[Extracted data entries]
════════════════════

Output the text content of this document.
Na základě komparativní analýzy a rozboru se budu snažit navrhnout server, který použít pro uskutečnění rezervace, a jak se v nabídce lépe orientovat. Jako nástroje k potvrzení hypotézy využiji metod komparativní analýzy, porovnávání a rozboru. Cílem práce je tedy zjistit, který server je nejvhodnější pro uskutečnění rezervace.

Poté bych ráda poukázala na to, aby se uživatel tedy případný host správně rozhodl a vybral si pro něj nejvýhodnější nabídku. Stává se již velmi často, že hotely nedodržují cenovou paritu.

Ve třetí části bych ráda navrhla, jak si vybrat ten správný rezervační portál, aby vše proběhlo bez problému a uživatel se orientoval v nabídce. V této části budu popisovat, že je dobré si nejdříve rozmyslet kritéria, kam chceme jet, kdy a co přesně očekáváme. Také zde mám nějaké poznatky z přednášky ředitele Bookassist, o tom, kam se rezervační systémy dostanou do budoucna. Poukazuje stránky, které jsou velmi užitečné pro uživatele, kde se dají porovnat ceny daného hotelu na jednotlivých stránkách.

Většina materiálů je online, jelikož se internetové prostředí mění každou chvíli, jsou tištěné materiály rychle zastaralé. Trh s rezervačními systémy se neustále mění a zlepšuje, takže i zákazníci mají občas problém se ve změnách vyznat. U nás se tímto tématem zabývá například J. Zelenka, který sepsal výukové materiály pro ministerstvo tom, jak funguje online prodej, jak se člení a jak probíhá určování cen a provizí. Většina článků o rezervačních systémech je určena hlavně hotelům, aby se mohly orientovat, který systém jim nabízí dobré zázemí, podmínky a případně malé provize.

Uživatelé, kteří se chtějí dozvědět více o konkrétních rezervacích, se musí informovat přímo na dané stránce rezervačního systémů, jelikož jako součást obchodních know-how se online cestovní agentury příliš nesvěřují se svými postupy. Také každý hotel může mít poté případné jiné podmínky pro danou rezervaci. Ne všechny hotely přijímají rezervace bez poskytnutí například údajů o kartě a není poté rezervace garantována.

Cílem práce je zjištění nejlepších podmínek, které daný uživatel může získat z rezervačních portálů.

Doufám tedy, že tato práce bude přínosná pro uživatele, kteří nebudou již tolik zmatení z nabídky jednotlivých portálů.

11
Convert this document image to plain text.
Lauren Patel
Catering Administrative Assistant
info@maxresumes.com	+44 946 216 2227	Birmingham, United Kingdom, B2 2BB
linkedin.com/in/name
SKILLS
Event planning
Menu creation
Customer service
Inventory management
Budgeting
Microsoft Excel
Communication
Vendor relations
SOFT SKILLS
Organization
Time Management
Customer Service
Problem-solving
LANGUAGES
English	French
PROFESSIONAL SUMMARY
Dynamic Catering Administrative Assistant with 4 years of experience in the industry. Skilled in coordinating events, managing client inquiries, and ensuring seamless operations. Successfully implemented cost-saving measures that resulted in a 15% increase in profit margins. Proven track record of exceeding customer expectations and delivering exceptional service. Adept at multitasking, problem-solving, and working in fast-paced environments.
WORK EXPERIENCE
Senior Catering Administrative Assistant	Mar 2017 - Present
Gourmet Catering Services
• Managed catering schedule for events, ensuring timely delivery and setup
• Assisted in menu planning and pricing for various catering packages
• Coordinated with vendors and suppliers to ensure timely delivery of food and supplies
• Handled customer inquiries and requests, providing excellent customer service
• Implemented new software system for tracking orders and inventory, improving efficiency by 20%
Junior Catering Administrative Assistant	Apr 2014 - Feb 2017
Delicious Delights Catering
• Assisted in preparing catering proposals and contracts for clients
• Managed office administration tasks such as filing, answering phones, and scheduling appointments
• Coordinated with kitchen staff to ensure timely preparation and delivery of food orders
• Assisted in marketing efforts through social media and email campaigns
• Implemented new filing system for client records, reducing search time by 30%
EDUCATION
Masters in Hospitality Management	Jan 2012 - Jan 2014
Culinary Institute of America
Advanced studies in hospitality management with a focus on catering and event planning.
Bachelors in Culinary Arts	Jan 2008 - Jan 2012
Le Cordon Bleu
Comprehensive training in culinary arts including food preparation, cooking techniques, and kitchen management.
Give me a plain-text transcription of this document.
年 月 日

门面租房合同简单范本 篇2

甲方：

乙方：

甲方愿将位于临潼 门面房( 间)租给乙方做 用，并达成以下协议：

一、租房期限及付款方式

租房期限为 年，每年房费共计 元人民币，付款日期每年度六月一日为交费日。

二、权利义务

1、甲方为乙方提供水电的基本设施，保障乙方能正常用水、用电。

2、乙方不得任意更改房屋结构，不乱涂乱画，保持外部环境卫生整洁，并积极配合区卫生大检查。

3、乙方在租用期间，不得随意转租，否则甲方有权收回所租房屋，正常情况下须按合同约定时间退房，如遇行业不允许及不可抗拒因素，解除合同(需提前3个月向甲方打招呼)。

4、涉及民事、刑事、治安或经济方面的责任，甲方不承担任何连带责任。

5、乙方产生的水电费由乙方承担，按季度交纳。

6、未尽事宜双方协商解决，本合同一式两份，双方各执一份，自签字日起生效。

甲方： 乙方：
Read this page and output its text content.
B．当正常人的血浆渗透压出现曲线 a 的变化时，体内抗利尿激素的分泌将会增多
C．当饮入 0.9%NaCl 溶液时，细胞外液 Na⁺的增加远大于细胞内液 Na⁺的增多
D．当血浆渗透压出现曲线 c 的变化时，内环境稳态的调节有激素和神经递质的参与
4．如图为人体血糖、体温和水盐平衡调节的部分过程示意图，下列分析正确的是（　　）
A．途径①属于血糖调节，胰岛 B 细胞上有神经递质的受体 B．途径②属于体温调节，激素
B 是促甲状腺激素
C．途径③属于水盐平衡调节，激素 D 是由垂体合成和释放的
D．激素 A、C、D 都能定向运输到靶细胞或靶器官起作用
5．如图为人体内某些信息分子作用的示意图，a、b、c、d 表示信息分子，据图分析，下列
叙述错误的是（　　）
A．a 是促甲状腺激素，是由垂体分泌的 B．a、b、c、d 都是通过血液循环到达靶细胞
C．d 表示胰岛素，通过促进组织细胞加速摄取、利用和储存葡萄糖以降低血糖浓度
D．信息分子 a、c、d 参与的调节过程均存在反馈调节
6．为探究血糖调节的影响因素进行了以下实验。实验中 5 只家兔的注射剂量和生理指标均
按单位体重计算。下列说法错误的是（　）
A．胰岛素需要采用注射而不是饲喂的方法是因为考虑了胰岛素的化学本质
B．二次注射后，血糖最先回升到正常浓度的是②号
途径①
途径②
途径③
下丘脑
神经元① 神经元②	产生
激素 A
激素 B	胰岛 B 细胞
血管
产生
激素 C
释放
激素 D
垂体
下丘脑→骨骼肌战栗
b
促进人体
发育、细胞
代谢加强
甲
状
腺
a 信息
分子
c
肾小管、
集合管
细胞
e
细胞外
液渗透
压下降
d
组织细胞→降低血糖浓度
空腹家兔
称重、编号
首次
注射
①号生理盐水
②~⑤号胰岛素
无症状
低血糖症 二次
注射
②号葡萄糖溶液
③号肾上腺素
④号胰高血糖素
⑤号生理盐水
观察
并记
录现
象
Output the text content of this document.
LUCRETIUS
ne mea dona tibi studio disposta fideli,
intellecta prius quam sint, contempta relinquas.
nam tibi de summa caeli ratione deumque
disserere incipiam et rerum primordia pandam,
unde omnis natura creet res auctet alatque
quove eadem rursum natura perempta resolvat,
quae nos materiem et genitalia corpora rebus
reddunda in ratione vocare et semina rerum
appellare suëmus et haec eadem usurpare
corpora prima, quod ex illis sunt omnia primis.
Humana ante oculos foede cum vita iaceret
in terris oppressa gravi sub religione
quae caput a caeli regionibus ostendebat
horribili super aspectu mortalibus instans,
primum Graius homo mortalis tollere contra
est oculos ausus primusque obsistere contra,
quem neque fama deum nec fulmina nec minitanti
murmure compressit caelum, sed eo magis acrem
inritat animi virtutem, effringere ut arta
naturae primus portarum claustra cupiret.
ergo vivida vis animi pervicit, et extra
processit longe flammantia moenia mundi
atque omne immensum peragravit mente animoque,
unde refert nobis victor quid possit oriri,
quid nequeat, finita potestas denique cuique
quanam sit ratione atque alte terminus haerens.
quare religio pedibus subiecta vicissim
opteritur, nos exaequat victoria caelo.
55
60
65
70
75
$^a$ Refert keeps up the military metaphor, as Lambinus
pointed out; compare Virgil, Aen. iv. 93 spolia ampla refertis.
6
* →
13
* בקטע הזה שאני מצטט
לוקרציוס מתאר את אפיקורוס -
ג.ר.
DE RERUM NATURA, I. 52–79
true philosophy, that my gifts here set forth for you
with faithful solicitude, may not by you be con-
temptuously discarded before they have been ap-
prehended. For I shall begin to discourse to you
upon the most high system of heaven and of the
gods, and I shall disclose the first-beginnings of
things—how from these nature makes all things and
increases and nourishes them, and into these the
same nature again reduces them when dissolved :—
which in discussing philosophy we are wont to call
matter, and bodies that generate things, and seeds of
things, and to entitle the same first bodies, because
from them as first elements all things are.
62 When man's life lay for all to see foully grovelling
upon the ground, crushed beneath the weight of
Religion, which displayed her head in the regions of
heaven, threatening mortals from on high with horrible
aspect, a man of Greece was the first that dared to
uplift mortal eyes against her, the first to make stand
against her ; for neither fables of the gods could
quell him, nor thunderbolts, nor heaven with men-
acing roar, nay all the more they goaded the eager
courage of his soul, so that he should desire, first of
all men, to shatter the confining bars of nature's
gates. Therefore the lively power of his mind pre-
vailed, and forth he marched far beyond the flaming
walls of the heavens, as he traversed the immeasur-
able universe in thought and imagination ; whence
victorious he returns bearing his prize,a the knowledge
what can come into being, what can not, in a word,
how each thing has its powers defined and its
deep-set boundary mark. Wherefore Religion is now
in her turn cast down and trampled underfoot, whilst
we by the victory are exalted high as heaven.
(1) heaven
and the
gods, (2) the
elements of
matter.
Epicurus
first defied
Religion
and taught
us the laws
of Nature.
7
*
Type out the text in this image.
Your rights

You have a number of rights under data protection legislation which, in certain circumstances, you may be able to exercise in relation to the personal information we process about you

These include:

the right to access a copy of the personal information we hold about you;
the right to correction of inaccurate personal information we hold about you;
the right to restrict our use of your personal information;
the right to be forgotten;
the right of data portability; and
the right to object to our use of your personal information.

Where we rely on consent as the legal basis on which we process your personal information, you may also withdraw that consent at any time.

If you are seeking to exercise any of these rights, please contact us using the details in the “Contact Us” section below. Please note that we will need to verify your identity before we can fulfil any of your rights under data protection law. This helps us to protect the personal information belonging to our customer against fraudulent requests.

════════════════════

## EXERCISE GOAL
In the listing, find every line with the word "orders" and state how many there are, nothing more.

## COMPLETE RESPONSE
2